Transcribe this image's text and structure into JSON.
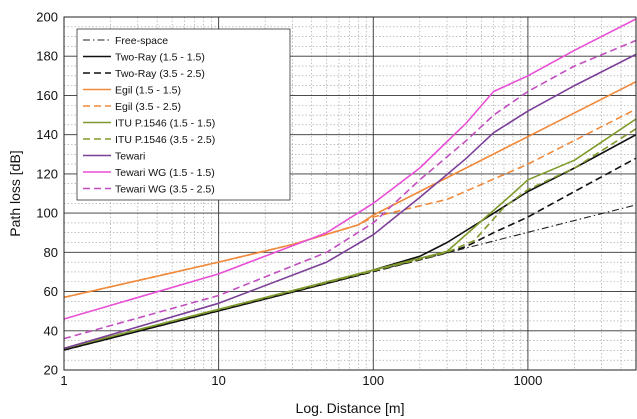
{
  "chart_data": {
    "type": "line",
    "xlabel": "Log. Distance [m]",
    "ylabel": "Path loss [dB]",
    "x_scale": "log",
    "xlim": [
      1,
      5000
    ],
    "ylim": [
      20,
      200
    ],
    "x_ticks": [
      1,
      10,
      100,
      1000
    ],
    "x_tick_labels": [
      "1",
      "10",
      "100",
      "1000"
    ],
    "y_ticks": [
      20,
      40,
      60,
      80,
      100,
      120,
      140,
      160,
      180,
      200
    ],
    "y_tick_labels": [
      "20",
      "40",
      "60",
      "80",
      "100",
      "120",
      "140",
      "160",
      "180",
      "200"
    ],
    "grid": true,
    "legend_position": "top-left",
    "series": [
      {
        "name": "Free-space",
        "color": "#222222",
        "dash": "dashdot",
        "x": [
          1,
          5000
        ],
        "y": [
          30.2,
          104.2
        ]
      },
      {
        "name": "Two-Ray (1.5 - 1.5)",
        "color": "#111111",
        "dash": "solid",
        "x": [
          1,
          80,
          100,
          200,
          300,
          500,
          1000,
          2000,
          5000
        ],
        "y": [
          30.2,
          68.3,
          71,
          78,
          85,
          96,
          111,
          123,
          140
        ]
      },
      {
        "name": "Two-Ray (3.5 - 2.5)",
        "color": "#111111",
        "dash": "dashed",
        "x": [
          1,
          300,
          400,
          600,
          1000,
          2000,
          5000
        ],
        "y": [
          30.2,
          79.7,
          83,
          90,
          98,
          111,
          128
        ]
      },
      {
        "name": "Egil (1.5 - 1.5)",
        "color": "#f08a3c",
        "dash": "solid",
        "x": [
          1,
          10,
          30,
          80,
          100,
          1000,
          5000
        ],
        "y": [
          57,
          75,
          84,
          94,
          99,
          139,
          167
        ]
      },
      {
        "name": "Egil (3.5 - 2.5)",
        "color": "#f08a3c",
        "dash": "dashed",
        "x": [
          1,
          10,
          30,
          80,
          100,
          300,
          1000,
          5000
        ],
        "y": [
          57,
          75,
          84,
          94,
          98,
          107,
          125,
          153
        ]
      },
      {
        "name": "ITU P.1546 (1.5 - 1.5)",
        "color": "#7f9a2c",
        "dash": "solid",
        "x": [
          1,
          300,
          500,
          800,
          1000,
          2000,
          5000
        ],
        "y": [
          31,
          80.5,
          96,
          110,
          117,
          127,
          148
        ]
      },
      {
        "name": "ITU P.1546 (3.5 - 2.5)",
        "color": "#7f9a2c",
        "dash": "dashed",
        "x": [
          1,
          300,
          450,
          700,
          1000,
          2000,
          5000
        ],
        "y": [
          31,
          80,
          86,
          103,
          112,
          123,
          143
        ]
      },
      {
        "name": "Tewari",
        "color": "#7b3f98",
        "dash": "solid",
        "x": [
          1,
          10,
          50,
          100,
          200,
          400,
          600,
          1000,
          2000,
          5000
        ],
        "y": [
          31,
          54,
          75,
          89,
          108,
          128,
          141,
          152,
          165,
          181
        ]
      },
      {
        "name": "Tewari WG (1.5 - 1.5)",
        "color": "#e84fd6",
        "dash": "solid",
        "x": [
          1,
          10,
          50,
          100,
          200,
          400,
          600,
          1000,
          2000,
          5000
        ],
        "y": [
          46,
          69,
          90,
          105,
          123,
          146,
          162,
          170,
          183,
          199
        ]
      },
      {
        "name": "Tewari WG (3.5 - 2.5)",
        "color": "#c24fc0",
        "dash": "dashed",
        "x": [
          1,
          10,
          50,
          100,
          200,
          400,
          600,
          1000,
          2000,
          5000
        ],
        "y": [
          36,
          58,
          80,
          95,
          117,
          137,
          150,
          162,
          175,
          188
        ]
      }
    ]
  }
}
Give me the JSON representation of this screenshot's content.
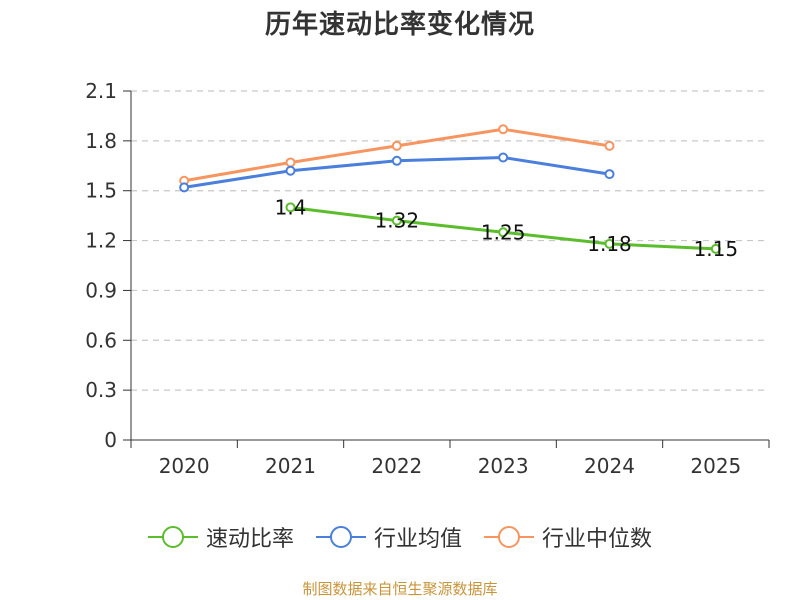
{
  "chart_data": {
    "type": "line",
    "title": "历年速动比率变化情况",
    "categories": [
      "2020",
      "2021",
      "2022",
      "2023",
      "2024",
      "2025"
    ],
    "ylim": [
      0,
      2.1
    ],
    "yticks": [
      0,
      0.3,
      0.6,
      0.9,
      1.2,
      1.5,
      1.8,
      2.1
    ],
    "ytick_labels": [
      "0",
      "0.3",
      "0.6",
      "0.9",
      "1.2",
      "1.5",
      "1.8",
      "2.1"
    ],
    "grid": true,
    "legend_position": "bottom",
    "series": [
      {
        "name": "速动比率",
        "color": "#5bbd2b",
        "values": [
          null,
          1.4,
          1.32,
          1.25,
          1.18,
          1.15
        ],
        "labels": [
          null,
          "1.4",
          "1.32",
          "1.25",
          "1.18",
          "1.15"
        ]
      },
      {
        "name": "行业均值",
        "color": "#4a7fdc",
        "values": [
          1.52,
          1.62,
          1.68,
          1.7,
          1.6,
          null
        ]
      },
      {
        "name": "行业中位数",
        "color": "#f79560",
        "values": [
          1.56,
          1.67,
          1.77,
          1.87,
          1.77,
          null
        ]
      }
    ]
  },
  "legend": {
    "items": [
      {
        "label": "速动比率",
        "color": "#5bbd2b"
      },
      {
        "label": "行业均值",
        "color": "#4a7fdc"
      },
      {
        "label": "行业中位数",
        "color": "#f79560"
      }
    ]
  },
  "footer": {
    "source": "制图数据来自恒生聚源数据库"
  }
}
☆ ☆ ☆
» **TASK TO COMPLETE**: Reproduce the data verbatim. Do not carry any picture into the copy.

» **RESPONSE TO THE EXERCISE**:
Transcribe this image's text and structure into JSON.
{
  "chart_data": {
    "type": "line",
    "xlabel": "Log. Distance [m]",
    "ylabel": "Path loss [dB]",
    "x_scale": "log",
    "xlim": [
      1,
      5000
    ],
    "ylim": [
      20,
      200
    ],
    "x_ticks": [
      1,
      10,
      100,
      1000
    ],
    "x_tick_labels": [
      "1",
      "10",
      "100",
      "1000"
    ],
    "y_ticks": [
      20,
      40,
      60,
      80,
      100,
      120,
      140,
      160,
      180,
      200
    ],
    "y_tick_labels": [
      "20",
      "40",
      "60",
      "80",
      "100",
      "120",
      "140",
      "160",
      "180",
      "200"
    ],
    "grid": true,
    "legend_position": "top-left",
    "series": [
      {
        "name": "Free-space",
        "color": "#222222",
        "dash": "dashdot",
        "x": [
          1,
          5000
        ],
        "y": [
          30.2,
          104.2
        ]
      },
      {
        "name": "Two-Ray (1.5 - 1.5)",
        "color": "#111111",
        "dash": "solid",
        "x": [
          1,
          80,
          100,
          200,
          300,
          500,
          1000,
          2000,
          5000
        ],
        "y": [
          30.2,
          68.3,
          71,
          78,
          85,
          96,
          111,
          123,
          140
        ]
      },
      {
        "name": "Two-Ray (3.5 - 2.5)",
        "color": "#111111",
        "dash": "dashed",
        "x": [
          1,
          300,
          400,
          600,
          1000,
          2000,
          5000
        ],
        "y": [
          30.2,
          79.7,
          83,
          90,
          98,
          111,
          128
        ]
      },
      {
        "name": "Egil (1.5 - 1.5)",
        "color": "#f08a3c",
        "dash": "solid",
        "x": [
          1,
          10,
          30,
          80,
          100,
          1000,
          5000
        ],
        "y": [
          57,
          75,
          84,
          94,
          99,
          139,
          167
        ]
      },
      {
        "name": "Egil (3.5 - 2.5)",
        "color": "#f08a3c",
        "dash": "dashed",
        "x": [
          1,
          10,
          30,
          80,
          100,
          300,
          1000,
          5000
        ],
        "y": [
          57,
          75,
          84,
          94,
          98,
          107,
          125,
          153
        ]
      },
      {
        "name": "ITU P.1546 (1.5 - 1.5)",
        "color": "#7f9a2c",
        "dash": "solid",
        "x": [
          1,
          300,
          500,
          800,
          1000,
          2000,
          5000
        ],
        "y": [
          31,
          80.5,
          96,
          110,
          117,
          127,
          148
        ]
      },
      {
        "name": "ITU P.1546 (3.5 - 2.5)",
        "color": "#7f9a2c",
        "dash": "dashed",
        "x": [
          1,
          300,
          450,
          700,
          1000,
          2000,
          5000
        ],
        "y": [
          31,
          80,
          86,
          103,
          112,
          123,
          143
        ]
      },
      {
        "name": "Tewari",
        "color": "#7b3f98",
        "dash": "solid",
        "x": [
          1,
          10,
          50,
          100,
          200,
          400,
          600,
          1000,
          2000,
          5000
        ],
        "y": [
          31,
          54,
          75,
          89,
          108,
          128,
          141,
          152,
          165,
          181
        ]
      },
      {
        "name": "Tewari WG (1.5 - 1.5)",
        "color": "#e84fd6",
        "dash": "solid",
        "x": [
          1,
          10,
          50,
          100,
          200,
          400,
          600,
          1000,
          2000,
          5000
        ],
        "y": [
          46,
          69,
          90,
          105,
          123,
          146,
          162,
          170,
          183,
          199
        ]
      },
      {
        "name": "Tewari WG (3.5 - 2.5)",
        "color": "#c24fc0",
        "dash": "dashed",
        "x": [
          1,
          10,
          50,
          100,
          200,
          400,
          600,
          1000,
          2000,
          5000
        ],
        "y": [
          36,
          58,
          80,
          95,
          117,
          137,
          150,
          162,
          175,
          188
        ]
      }
    ]
  }
}
Give me the JSON representation of this screenshot's content.
{
  "chart_data": {
    "type": "line",
    "title": "历年速动比率变化情况",
    "categories": [
      "2020",
      "2021",
      "2022",
      "2023",
      "2024",
      "2025"
    ],
    "ylim": [
      0,
      2.1
    ],
    "yticks": [
      0,
      0.3,
      0.6,
      0.9,
      1.2,
      1.5,
      1.8,
      2.1
    ],
    "ytick_labels": [
      "0",
      "0.3",
      "0.6",
      "0.9",
      "1.2",
      "1.5",
      "1.8",
      "2.1"
    ],
    "grid": true,
    "legend_position": "bottom",
    "series": [
      {
        "name": "速动比率",
        "color": "#5bbd2b",
        "values": [
          null,
          1.4,
          1.32,
          1.25,
          1.18,
          1.15
        ],
        "labels": [
          null,
          "1.4",
          "1.32",
          "1.25",
          "1.18",
          "1.15"
        ]
      },
      {
        "name": "行业均值",
        "color": "#4a7fdc",
        "values": [
          1.52,
          1.62,
          1.68,
          1.7,
          1.6,
          null
        ]
      },
      {
        "name": "行业中位数",
        "color": "#f79560",
        "values": [
          1.56,
          1.67,
          1.77,
          1.87,
          1.77,
          null
        ]
      }
    ]
  },
  "legend": {
    "items": [
      {
        "label": "速动比率",
        "color": "#5bbd2b"
      },
      {
        "label": "行业均值",
        "color": "#4a7fdc"
      },
      {
        "label": "行业中位数",
        "color": "#f79560"
      }
    ]
  },
  "footer": {
    "source": "制图数据来自恒生聚源数据库"
  }
}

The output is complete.